<<<<
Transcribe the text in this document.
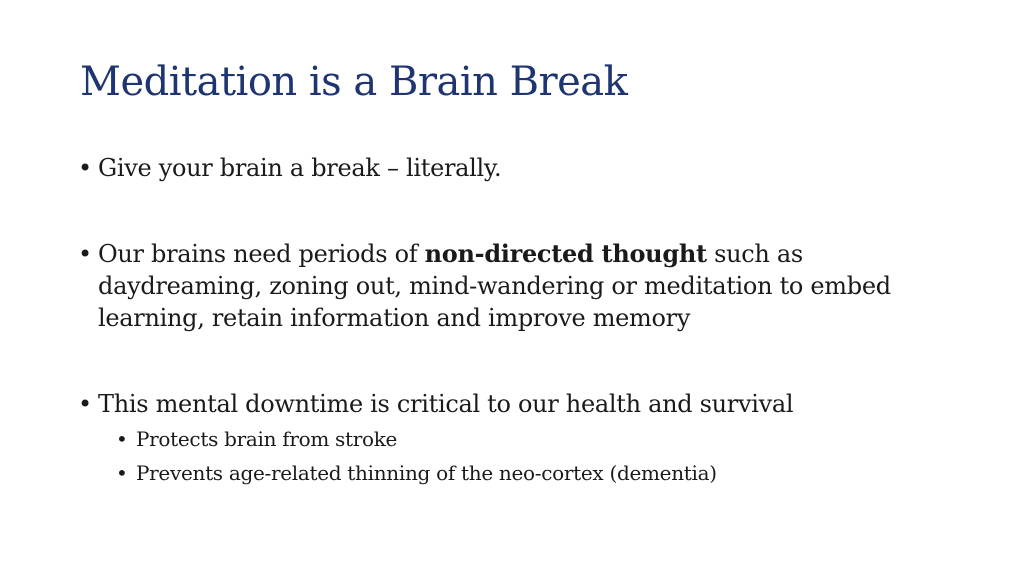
Meditation is a Brain Break
• Give your brain a break – literally.
• Our brains need periods of non-directed thought such as daydreaming, zoning out, mind-wandering or meditation to embed learning, retain information and improve memory
• This mental downtime is critical to our health and survival
• Protects brain from stroke
• Prevents age-related thinning of the neo-cortex (dementia)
>>>>
What the task asks> The records above are to be reproduced exactly; the pictures are to be left out.

Finished answer>
Transcribe the text in this document.
Meditation is a Brain Break
• Give your brain a break – literally.
• Our brains need periods of non-directed thought such as daydreaming, zoning out, mind-wandering or meditation to embed learning, retain information and improve memory
• This mental downtime is critical to our health and survival
• Protects brain from stroke
• Prevents age-related thinning of the neo-cortex (dementia)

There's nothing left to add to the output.